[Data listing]
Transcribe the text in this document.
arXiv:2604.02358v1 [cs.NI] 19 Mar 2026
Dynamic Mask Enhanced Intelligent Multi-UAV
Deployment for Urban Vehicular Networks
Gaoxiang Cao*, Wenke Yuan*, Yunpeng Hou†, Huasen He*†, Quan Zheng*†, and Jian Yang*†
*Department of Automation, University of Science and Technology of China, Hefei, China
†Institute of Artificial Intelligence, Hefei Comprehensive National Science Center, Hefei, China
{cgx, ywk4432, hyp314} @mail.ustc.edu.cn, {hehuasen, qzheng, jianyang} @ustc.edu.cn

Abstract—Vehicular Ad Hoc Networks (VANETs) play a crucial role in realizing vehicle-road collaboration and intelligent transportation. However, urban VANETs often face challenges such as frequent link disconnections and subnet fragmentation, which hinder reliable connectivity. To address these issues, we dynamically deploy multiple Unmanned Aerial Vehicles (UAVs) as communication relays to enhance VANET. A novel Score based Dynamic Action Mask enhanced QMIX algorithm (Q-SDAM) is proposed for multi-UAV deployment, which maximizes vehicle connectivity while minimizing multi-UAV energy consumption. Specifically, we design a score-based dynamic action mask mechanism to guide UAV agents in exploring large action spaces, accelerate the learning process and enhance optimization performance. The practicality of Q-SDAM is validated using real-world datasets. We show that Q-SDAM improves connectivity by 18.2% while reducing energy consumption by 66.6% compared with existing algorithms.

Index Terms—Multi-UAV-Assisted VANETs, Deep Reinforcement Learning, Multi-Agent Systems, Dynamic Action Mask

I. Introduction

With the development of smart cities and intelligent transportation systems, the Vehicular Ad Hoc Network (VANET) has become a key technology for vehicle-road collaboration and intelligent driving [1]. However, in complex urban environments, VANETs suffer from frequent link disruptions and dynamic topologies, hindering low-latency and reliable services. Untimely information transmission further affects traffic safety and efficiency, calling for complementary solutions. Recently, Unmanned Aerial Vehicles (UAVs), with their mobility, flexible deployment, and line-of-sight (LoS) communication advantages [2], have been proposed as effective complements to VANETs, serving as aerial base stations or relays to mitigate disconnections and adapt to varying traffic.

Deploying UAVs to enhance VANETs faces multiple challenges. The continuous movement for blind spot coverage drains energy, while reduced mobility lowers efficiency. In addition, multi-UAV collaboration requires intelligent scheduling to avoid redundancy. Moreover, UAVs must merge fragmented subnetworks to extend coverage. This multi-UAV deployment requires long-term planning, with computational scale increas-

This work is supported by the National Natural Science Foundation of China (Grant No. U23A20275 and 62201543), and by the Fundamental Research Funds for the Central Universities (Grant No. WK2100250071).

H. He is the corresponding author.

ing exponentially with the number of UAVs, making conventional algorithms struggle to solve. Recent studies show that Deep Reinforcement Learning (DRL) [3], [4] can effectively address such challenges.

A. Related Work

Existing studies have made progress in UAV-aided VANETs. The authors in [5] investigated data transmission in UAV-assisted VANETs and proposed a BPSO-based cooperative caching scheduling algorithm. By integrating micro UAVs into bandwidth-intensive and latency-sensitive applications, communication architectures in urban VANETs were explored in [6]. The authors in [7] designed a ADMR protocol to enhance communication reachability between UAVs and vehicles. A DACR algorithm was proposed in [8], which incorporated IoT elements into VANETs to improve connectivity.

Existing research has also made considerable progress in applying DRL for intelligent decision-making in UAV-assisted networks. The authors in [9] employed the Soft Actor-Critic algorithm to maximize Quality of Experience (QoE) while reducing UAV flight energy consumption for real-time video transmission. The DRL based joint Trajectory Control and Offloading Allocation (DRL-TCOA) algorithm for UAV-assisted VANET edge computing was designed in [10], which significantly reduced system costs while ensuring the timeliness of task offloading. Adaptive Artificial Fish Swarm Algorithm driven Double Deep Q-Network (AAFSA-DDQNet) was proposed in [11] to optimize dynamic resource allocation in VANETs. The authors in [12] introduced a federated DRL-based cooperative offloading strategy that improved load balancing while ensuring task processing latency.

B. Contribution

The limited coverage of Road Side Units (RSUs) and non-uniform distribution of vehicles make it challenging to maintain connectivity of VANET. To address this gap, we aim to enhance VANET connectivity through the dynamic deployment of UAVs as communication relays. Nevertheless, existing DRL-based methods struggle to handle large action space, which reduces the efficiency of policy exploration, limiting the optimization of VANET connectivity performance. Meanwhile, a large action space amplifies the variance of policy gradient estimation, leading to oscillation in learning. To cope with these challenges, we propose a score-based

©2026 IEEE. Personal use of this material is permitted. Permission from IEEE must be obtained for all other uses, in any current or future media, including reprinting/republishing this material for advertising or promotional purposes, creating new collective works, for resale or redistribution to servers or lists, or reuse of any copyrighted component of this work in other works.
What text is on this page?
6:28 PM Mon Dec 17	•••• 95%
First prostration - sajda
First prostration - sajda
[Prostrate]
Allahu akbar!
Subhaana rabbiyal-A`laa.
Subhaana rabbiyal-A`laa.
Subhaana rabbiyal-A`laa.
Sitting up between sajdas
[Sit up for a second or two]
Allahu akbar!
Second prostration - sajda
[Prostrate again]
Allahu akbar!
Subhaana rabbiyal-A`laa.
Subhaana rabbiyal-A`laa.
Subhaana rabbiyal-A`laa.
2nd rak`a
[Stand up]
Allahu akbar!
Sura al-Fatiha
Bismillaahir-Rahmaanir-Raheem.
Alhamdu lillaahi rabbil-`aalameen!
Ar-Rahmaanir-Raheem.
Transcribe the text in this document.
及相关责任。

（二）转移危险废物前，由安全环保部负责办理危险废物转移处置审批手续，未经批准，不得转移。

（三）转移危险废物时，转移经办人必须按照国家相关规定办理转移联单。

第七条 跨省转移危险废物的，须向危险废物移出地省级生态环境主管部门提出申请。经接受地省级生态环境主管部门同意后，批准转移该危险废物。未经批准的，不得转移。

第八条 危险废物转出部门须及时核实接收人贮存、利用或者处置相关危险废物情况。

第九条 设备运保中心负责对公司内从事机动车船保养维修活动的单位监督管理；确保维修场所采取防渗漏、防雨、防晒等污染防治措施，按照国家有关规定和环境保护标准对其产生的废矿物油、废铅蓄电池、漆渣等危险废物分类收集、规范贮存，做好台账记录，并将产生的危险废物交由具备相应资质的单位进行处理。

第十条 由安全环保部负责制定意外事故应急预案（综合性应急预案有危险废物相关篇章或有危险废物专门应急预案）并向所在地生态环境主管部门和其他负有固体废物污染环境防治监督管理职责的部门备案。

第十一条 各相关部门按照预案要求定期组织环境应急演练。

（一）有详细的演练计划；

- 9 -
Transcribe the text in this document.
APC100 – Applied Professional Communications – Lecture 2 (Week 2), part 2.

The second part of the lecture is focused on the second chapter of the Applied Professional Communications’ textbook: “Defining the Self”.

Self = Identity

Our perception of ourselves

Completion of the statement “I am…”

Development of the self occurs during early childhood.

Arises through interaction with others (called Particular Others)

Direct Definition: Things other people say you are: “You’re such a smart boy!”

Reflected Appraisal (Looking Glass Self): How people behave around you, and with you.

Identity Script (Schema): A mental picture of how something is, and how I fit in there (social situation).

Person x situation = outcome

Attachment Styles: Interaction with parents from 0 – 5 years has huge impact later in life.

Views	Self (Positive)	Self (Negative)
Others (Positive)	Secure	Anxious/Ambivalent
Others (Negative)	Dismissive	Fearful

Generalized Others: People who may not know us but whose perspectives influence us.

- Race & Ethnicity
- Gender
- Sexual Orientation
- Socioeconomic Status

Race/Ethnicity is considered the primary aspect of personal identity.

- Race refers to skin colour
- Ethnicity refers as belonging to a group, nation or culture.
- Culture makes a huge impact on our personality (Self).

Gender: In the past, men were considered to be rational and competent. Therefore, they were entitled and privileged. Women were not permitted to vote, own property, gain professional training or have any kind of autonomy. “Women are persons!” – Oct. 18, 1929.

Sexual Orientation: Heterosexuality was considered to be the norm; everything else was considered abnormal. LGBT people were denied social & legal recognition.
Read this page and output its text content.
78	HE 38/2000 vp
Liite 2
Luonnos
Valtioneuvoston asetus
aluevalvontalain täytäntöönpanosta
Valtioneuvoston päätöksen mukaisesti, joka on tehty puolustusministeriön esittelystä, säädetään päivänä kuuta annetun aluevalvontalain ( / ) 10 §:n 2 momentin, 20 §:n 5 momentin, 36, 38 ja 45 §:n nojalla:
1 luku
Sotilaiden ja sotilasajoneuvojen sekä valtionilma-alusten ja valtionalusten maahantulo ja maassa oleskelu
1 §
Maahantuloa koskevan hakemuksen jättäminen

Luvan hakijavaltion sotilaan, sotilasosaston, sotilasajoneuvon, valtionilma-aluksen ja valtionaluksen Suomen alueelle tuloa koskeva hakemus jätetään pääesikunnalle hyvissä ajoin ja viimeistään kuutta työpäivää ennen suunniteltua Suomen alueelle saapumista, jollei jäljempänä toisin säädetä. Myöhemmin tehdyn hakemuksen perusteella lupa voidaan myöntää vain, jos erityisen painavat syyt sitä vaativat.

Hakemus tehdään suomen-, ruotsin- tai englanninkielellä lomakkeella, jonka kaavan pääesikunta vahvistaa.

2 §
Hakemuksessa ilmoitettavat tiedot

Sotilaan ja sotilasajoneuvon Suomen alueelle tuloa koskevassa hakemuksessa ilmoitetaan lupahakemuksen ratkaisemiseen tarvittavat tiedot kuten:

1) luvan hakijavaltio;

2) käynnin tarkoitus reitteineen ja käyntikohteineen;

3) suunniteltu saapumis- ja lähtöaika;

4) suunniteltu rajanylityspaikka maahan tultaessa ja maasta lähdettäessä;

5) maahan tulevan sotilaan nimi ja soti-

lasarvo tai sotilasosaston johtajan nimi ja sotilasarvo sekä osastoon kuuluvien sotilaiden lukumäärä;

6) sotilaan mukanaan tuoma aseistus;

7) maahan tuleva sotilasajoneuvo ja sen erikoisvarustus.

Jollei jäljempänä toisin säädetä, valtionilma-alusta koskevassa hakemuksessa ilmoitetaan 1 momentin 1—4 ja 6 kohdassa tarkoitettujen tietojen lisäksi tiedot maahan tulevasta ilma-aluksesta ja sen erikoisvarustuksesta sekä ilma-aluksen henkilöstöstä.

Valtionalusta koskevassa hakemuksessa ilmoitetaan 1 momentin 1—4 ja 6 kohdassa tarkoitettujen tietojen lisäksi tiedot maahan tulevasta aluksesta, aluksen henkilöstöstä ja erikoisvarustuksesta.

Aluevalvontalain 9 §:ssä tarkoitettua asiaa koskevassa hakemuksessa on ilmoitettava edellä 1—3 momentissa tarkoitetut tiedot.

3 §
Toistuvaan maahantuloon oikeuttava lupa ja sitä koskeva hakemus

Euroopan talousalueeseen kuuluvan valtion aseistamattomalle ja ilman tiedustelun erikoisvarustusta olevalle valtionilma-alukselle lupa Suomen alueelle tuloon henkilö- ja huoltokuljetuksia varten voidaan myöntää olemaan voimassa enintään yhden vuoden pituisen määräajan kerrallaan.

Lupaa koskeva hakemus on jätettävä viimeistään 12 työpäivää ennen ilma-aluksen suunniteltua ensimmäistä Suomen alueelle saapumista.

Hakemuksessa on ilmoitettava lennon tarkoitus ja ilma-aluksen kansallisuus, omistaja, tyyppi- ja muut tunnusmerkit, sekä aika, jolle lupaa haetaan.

:: WHAT IS BEING ASKED ::
Scan the material above. Copy each line where "social" occurs.

:: WORKED ANSWER ::
Identity Script (Schema): A mental picture of how something is, and how I fit in there (social situation).
Sexual Orientation: Heterosexuality was considered to be the norm; everything else was considered abnormal. LGBT people were denied social & legal recognition.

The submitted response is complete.